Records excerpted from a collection
(begin)

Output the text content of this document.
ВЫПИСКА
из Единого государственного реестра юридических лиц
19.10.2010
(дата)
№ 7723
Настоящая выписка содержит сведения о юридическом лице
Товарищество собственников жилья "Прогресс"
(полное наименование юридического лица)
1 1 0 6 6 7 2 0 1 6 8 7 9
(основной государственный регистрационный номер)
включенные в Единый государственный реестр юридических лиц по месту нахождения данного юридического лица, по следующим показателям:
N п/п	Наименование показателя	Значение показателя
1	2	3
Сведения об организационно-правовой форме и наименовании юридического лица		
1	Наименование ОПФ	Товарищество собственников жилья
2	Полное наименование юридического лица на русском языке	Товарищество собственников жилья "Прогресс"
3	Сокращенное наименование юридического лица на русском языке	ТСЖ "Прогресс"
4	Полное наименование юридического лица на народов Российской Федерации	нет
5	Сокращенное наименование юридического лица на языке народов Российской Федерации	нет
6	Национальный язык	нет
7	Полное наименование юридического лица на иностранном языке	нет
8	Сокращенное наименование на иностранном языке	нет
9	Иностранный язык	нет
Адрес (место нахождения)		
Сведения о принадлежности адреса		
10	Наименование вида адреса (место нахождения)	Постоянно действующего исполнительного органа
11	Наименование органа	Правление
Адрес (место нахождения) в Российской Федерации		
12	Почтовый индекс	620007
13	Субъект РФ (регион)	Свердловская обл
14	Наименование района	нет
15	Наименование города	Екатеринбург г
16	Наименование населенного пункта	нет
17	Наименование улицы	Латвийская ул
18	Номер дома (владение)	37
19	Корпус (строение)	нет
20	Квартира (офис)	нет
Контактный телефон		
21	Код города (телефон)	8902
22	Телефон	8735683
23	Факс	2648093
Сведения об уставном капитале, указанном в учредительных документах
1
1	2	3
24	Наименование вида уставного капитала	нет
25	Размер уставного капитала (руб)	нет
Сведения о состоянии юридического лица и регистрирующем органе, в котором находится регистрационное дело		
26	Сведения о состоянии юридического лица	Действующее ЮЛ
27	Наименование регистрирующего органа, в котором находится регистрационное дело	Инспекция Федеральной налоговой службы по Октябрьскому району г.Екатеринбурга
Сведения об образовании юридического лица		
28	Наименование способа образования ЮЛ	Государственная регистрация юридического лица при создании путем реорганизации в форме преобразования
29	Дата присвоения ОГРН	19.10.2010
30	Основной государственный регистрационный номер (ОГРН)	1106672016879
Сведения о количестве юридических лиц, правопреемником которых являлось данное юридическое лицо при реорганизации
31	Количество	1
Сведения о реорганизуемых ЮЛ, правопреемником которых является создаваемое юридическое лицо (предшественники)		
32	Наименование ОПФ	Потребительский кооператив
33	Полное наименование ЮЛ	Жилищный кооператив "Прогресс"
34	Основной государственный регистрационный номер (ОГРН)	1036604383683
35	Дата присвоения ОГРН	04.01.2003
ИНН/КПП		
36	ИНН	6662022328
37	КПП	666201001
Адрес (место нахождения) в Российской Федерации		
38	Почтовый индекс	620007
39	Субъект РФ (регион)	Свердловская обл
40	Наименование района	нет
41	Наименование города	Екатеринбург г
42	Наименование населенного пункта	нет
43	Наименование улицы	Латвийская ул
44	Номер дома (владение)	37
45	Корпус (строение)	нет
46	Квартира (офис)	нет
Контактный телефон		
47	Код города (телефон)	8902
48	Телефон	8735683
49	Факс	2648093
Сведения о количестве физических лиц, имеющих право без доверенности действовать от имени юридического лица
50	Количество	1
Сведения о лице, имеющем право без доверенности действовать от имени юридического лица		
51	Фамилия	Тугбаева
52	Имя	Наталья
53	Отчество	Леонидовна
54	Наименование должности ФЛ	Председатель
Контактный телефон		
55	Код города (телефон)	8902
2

(end)

» The exercise: Extract all of the data above without altering anything.

» Result below:
Output the text content of this document.
ВЫПИСКА
из Единого государственного реестра юридических лиц
19.10.2010
(дата)
№ 7723
Настоящая выписка содержит сведения о юридическом лице
Товарищество собственников жилья "Прогресс"
(полное наименование юридического лица)
1 1 0 6 6 7 2 0 1 6 8 7 9
(основной государственный регистрационный номер)
включенные в Единый государственный реестр юридических лиц по месту нахождения данного юридического лица, по следующим показателям:
N п/п	Наименование показателя	Значение показателя
1	2	3
Сведения об организационно-правовой форме и наименовании юридического лица		
1	Наименование ОПФ	Товарищество собственников жилья
2	Полное наименование юридического лица на русском языке	Товарищество собственников жилья "Прогресс"
3	Сокращенное наименование юридического лица на русском языке	ТСЖ "Прогресс"
4	Полное наименование юридического лица на народов Российской Федерации	нет
5	Сокращенное наименование юридического лица на языке народов Российской Федерации	нет
6	Национальный язык	нет
7	Полное наименование юридического лица на иностранном языке	нет
8	Сокращенное наименование на иностранном языке	нет
9	Иностранный язык	нет
Адрес (место нахождения)		
Сведения о принадлежности адреса		
10	Наименование вида адреса (место нахождения)	Постоянно действующего исполнительного органа
11	Наименование органа	Правление
Адрес (место нахождения) в Российской Федерации		
12	Почтовый индекс	620007
13	Субъект РФ (регион)	Свердловская обл
14	Наименование района	нет
15	Наименование города	Екатеринбург г
16	Наименование населенного пункта	нет
17	Наименование улицы	Латвийская ул
18	Номер дома (владение)	37
19	Корпус (строение)	нет
20	Квартира (офис)	нет
Контактный телефон		
21	Код города (телефон)	8902
22	Телефон	8735683
23	Факс	2648093
Сведения об уставном капитале, указанном в учредительных документах
1
1	2	3
24	Наименование вида уставного капитала	нет
25	Размер уставного капитала (руб)	нет
Сведения о состоянии юридического лица и регистрирующем органе, в котором находится регистрационное дело		
26	Сведения о состоянии юридического лица	Действующее ЮЛ
27	Наименование регистрирующего органа, в котором находится регистрационное дело	Инспекция Федеральной налоговой службы по Октябрьскому району г.Екатеринбурга
Сведения об образовании юридического лица		
28	Наименование способа образования ЮЛ	Государственная регистрация юридического лица при создании путем реорганизации в форме преобразования
29	Дата присвоения ОГРН	19.10.2010
30	Основной государственный регистрационный номер (ОГРН)	1106672016879
Сведения о количестве юридических лиц, правопреемником которых являлось данное юридическое лицо при реорганизации
31	Количество	1
Сведения о реорганизуемых ЮЛ, правопреемником которых является создаваемое юридическое лицо (предшественники)		
32	Наименование ОПФ	Потребительский кооператив
33	Полное наименование ЮЛ	Жилищный кооператив "Прогресс"
34	Основной государственный регистрационный номер (ОГРН)	1036604383683
35	Дата присвоения ОГРН	04.01.2003
ИНН/КПП		
36	ИНН	6662022328
37	КПП	666201001
Адрес (место нахождения) в Российской Федерации		
38	Почтовый индекс	620007
39	Субъект РФ (регион)	Свердловская обл
40	Наименование района	нет
41	Наименование города	Екатеринбург г
42	Наименование населенного пункта	нет
43	Наименование улицы	Латвийская ул
44	Номер дома (владение)	37
45	Корпус (строение)	нет
46	Квартира (офис)	нет
Контактный телефон		
47	Код города (телефон)	8902
48	Телефон	8735683
49	Факс	2648093
Сведения о количестве физических лиц, имеющих право без доверенности действовать от имени юридического лица
50	Количество	1
Сведения о лице, имеющем право без доверенности действовать от имени юридического лица		
51	Фамилия	Тугбаева
52	Имя	Наталья
53	Отчество	Леонидовна
54	Наименование должности ФЛ	Председатель
Контактный телефон		
55	Код города (телефон)	8902
2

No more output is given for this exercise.